> What is being asked: Return every line below as is, leaving out the pictures.

══ Given records ══

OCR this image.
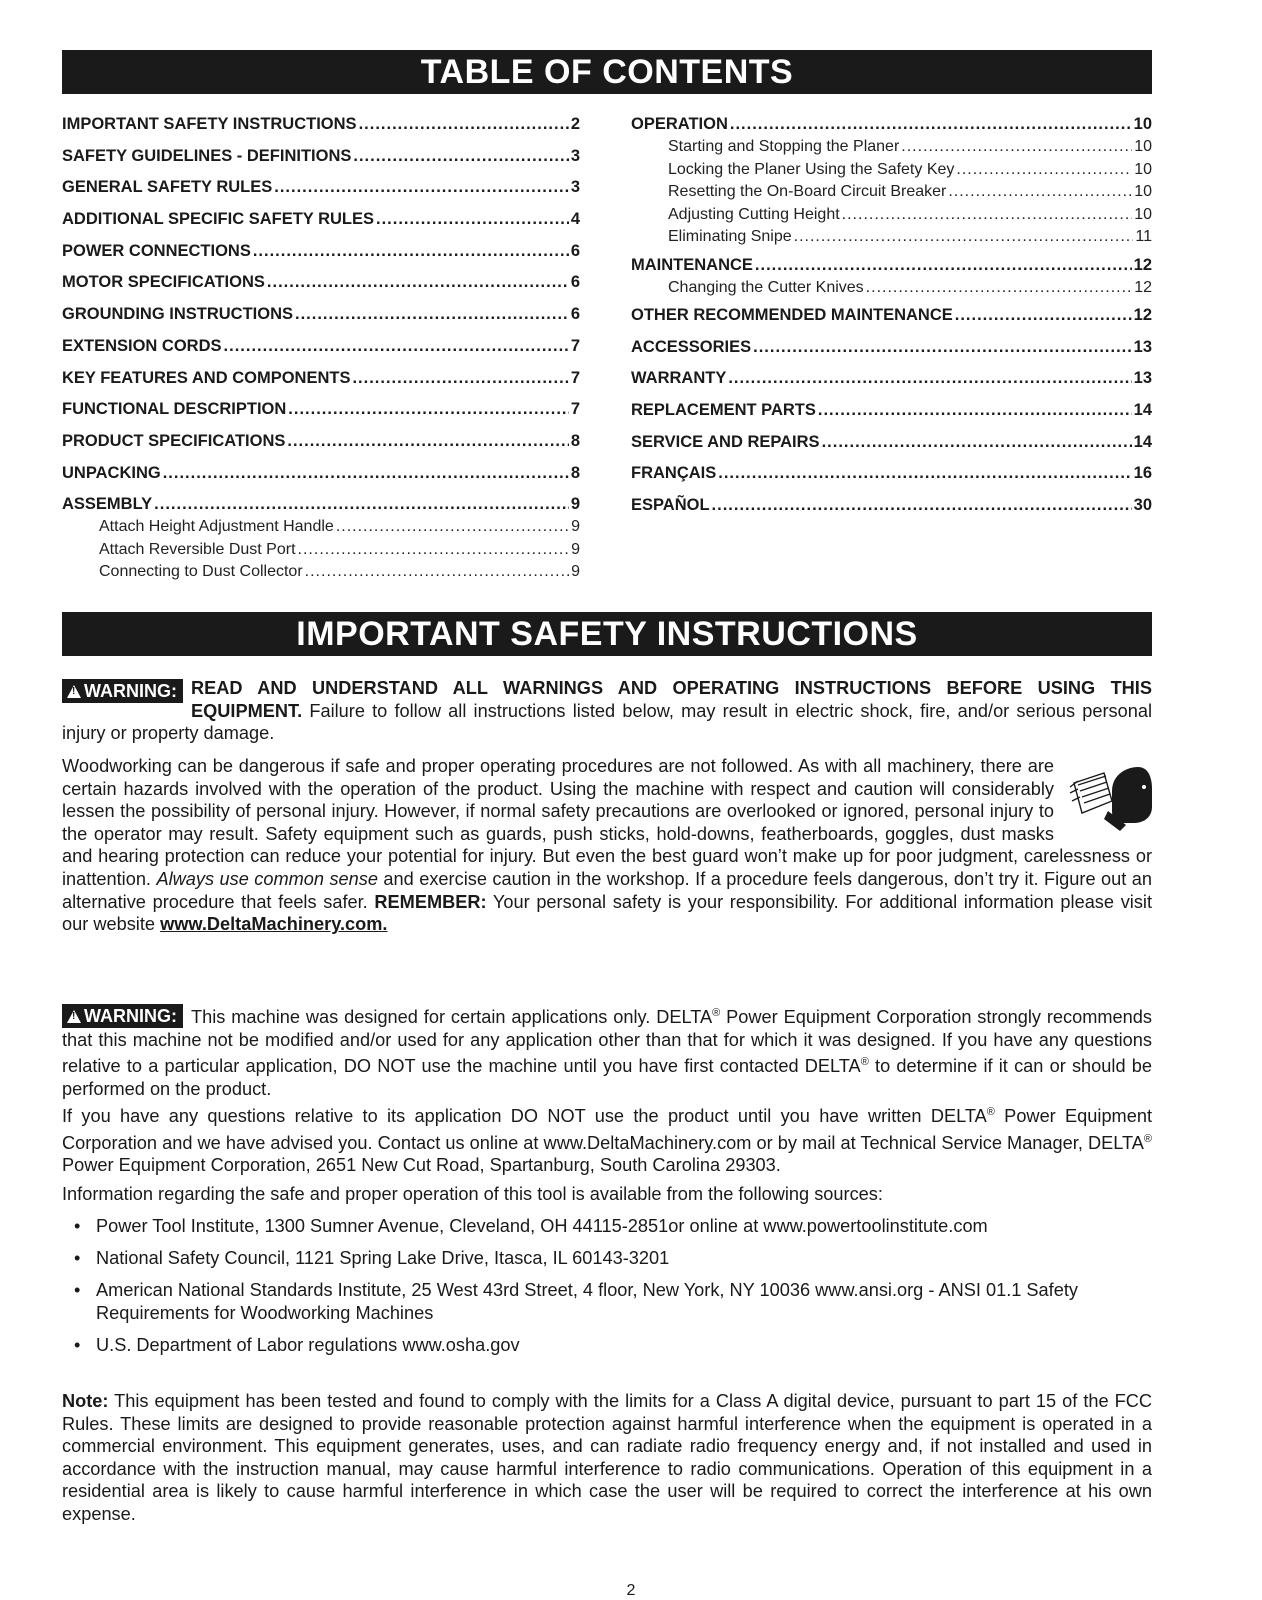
TABLE OF CONTENTS
IMPORTANT SAFETY INSTRUCTIONS .....	2
SAFETY GUIDELINES - DEFINITIONS .....	3
GENERAL SAFETY RULES .....	3
ADDITIONAL SPECIFIC SAFETY RULES .....	4
POWER CONNECTIONS .....	6
MOTOR SPECIFICATIONS .....	6
GROUNDING INSTRUCTIONS .....	6
EXTENSION CORDS .....	7
KEY FEATURES AND COMPONENTS .....	7
FUNCTIONAL DESCRIPTION .....	7
PRODUCT SPECIFICATIONS .....	8
UNPACKING .....	8
ASSEMBLY .....	9
Attach Height Adjustment Handle .....	9
Attach Reversible Dust Port .....	9
Connecting to Dust Collector .....	9
OPERATION .....	10
Starting and Stopping the Planer .....	10
Locking the Planer Using the Safety Key .....	10
Resetting the On-Board Circuit Breaker .....	10
Adjusting Cutting Height .....	10
Eliminating Snipe .....	11
MAINTENANCE .....	12
Changing the Cutter Knives .....	12
OTHER RECOMMENDED MAINTENANCE .....	12
ACCESSORIES .....	13
WARRANTY .....	13
REPLACEMENT PARTS .....	14
SERVICE AND REPAIRS .....	14
FRANÇAIS .....	16
ESPAÑOL .....	30
IMPORTANT SAFETY INSTRUCTIONS
!WARNING: READ AND UNDERSTAND ALL WARNINGS AND OPERATING INSTRUCTIONS BEFORE USING THIS EQUIPMENT. Failure to follow all instructions listed below, may result in electric shock, fire, and/or serious personal injury or property damage.
Woodworking can be dangerous if safe and proper operating procedures are not followed. As with all machinery, there are certain hazards involved with the operation of the product. Using the machine with respect and caution will considerably lessen the possibility of personal injury. However, if normal safety precautions are overlooked or ignored, personal injury to the operator may result. Safety equipment such as guards, push sticks, hold-downs, featherboards, goggles, dust masks and hearing protection can reduce your potential for injury. But even the best guard won’t make up for poor judgment, carelessness or inattention. Always use common sense and exercise caution in the workshop. If a procedure feels dangerous, don’t try it. Figure out an alternative procedure that feels safer. REMEMBER: Your personal safety is your responsibility. For additional information please visit our website www.DeltaMachinery.com.
!WARNING: This machine was designed for certain applications only. DELTA® Power Equipment Corporation strongly recommends that this machine not be modified and/or used for any application other than that for which it was designed. If you have any questions relative to a particular application, DO NOT use the machine until you have first contacted DELTA® to determine if it can or should be performed on the product.
If you have any questions relative to its application DO NOT use the product until you have written DELTA® Power Equipment Corporation and we have advised you. Contact us online at www.DeltaMachinery.com or by mail at Technical Service Manager, DELTA® Power Equipment Corporation, 2651 New Cut Road, Spartanburg, South Carolina 29303.
Information regarding the safe and proper operation of this tool is available from the following sources:
• Power Tool Institute, 1300 Sumner Avenue, Cleveland, OH 44115-2851or online at www.powertoolinstitute.com
• National Safety Council, 1121 Spring Lake Drive, Itasca, IL 60143-3201
• American National Standards Institute, 25 West 43rd Street, 4 floor, New York, NY 10036 www.ansi.org - ANSI 01.1 Safety Requirements for Woodworking Machines
• U.S. Department of Labor regulations www.osha.gov
Note: This equipment has been tested and found to comply with the limits for a Class A digital device, pursuant to part 15 of the FCC Rules. These limits are designed to provide reasonable protection against harmful interference when the equipment is operated in a commercial environment. This equipment generates, uses, and can radiate radio frequency energy and, if not installed and used in accordance with the instruction manual, may cause harmful interference to radio communications. Operation of this equipment in a residential area is likely to cause harmful interference in which case the user will be required to correct the interference at his own expense.
2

═══

> Output below:
OCR this image.
TABLE OF CONTENTS
IMPORTANT SAFETY INSTRUCTIONS .....	2
SAFETY GUIDELINES - DEFINITIONS .....	3
GENERAL SAFETY RULES .....	3
ADDITIONAL SPECIFIC SAFETY RULES .....	4
POWER CONNECTIONS .....	6
MOTOR SPECIFICATIONS .....	6
GROUNDING INSTRUCTIONS .....	6
EXTENSION CORDS .....	7
KEY FEATURES AND COMPONENTS .....	7
FUNCTIONAL DESCRIPTION .....	7
PRODUCT SPECIFICATIONS .....	8
UNPACKING .....	8
ASSEMBLY .....	9
Attach Height Adjustment Handle .....	9
Attach Reversible Dust Port .....	9
Connecting to Dust Collector .....	9
OPERATION .....	10
Starting and Stopping the Planer .....	10
Locking the Planer Using the Safety Key .....	10
Resetting the On-Board Circuit Breaker .....	10
Adjusting Cutting Height .....	10
Eliminating Snipe .....	11
MAINTENANCE .....	12
Changing the Cutter Knives .....	12
OTHER RECOMMENDED MAINTENANCE .....	12
ACCESSORIES .....	13
WARRANTY .....	13
REPLACEMENT PARTS .....	14
SERVICE AND REPAIRS .....	14
FRANÇAIS .....	16
ESPAÑOL .....	30
IMPORTANT SAFETY INSTRUCTIONS
!WARNING: READ AND UNDERSTAND ALL WARNINGS AND OPERATING INSTRUCTIONS BEFORE USING THIS EQUIPMENT. Failure to follow all instructions listed below, may result in electric shock, fire, and/or serious personal injury or property damage.
Woodworking can be dangerous if safe and proper operating procedures are not followed. As with all machinery, there are certain hazards involved with the operation of the product. Using the machine with respect and caution will considerably lessen the possibility of personal injury. However, if normal safety precautions are overlooked or ignored, personal injury to the operator may result. Safety equipment such as guards, push sticks, hold-downs, featherboards, goggles, dust masks and hearing protection can reduce your potential for injury. But even the best guard won’t make up for poor judgment, carelessness or inattention. Always use common sense and exercise caution in the workshop. If a procedure feels dangerous, don’t try it. Figure out an alternative procedure that feels safer. REMEMBER: Your personal safety is your responsibility. For additional information please visit our website www.DeltaMachinery.com.
!WARNING: This machine was designed for certain applications only. DELTA® Power Equipment Corporation strongly recommends that this machine not be modified and/or used for any application other than that for which it was designed. If you have any questions relative to a particular application, DO NOT use the machine until you have first contacted DELTA® to determine if it can or should be performed on the product.
If you have any questions relative to its application DO NOT use the product until you have written DELTA® Power Equipment Corporation and we have advised you. Contact us online at www.DeltaMachinery.com or by mail at Technical Service Manager, DELTA® Power Equipment Corporation, 2651 New Cut Road, Spartanburg, South Carolina 29303.
Information regarding the safe and proper operation of this tool is available from the following sources:
• Power Tool Institute, 1300 Sumner Avenue, Cleveland, OH 44115-2851or online at www.powertoolinstitute.com
• National Safety Council, 1121 Spring Lake Drive, Itasca, IL 60143-3201
• American National Standards Institute, 25 West 43rd Street, 4 floor, New York, NY 10036 www.ansi.org - ANSI 01.1 Safety Requirements for Woodworking Machines
• U.S. Department of Labor regulations www.osha.gov
Note: This equipment has been tested and found to comply with the limits for a Class A digital device, pursuant to part 15 of the FCC Rules. These limits are designed to provide reasonable protection against harmful interference when the equipment is operated in a commercial environment. This equipment generates, uses, and can radiate radio frequency energy and, if not installed and used in accordance with the instruction manual, may cause harmful interference to radio communications. Operation of this equipment in a residential area is likely to cause harmful interference in which case the user will be required to correct the interference at his own expense.
2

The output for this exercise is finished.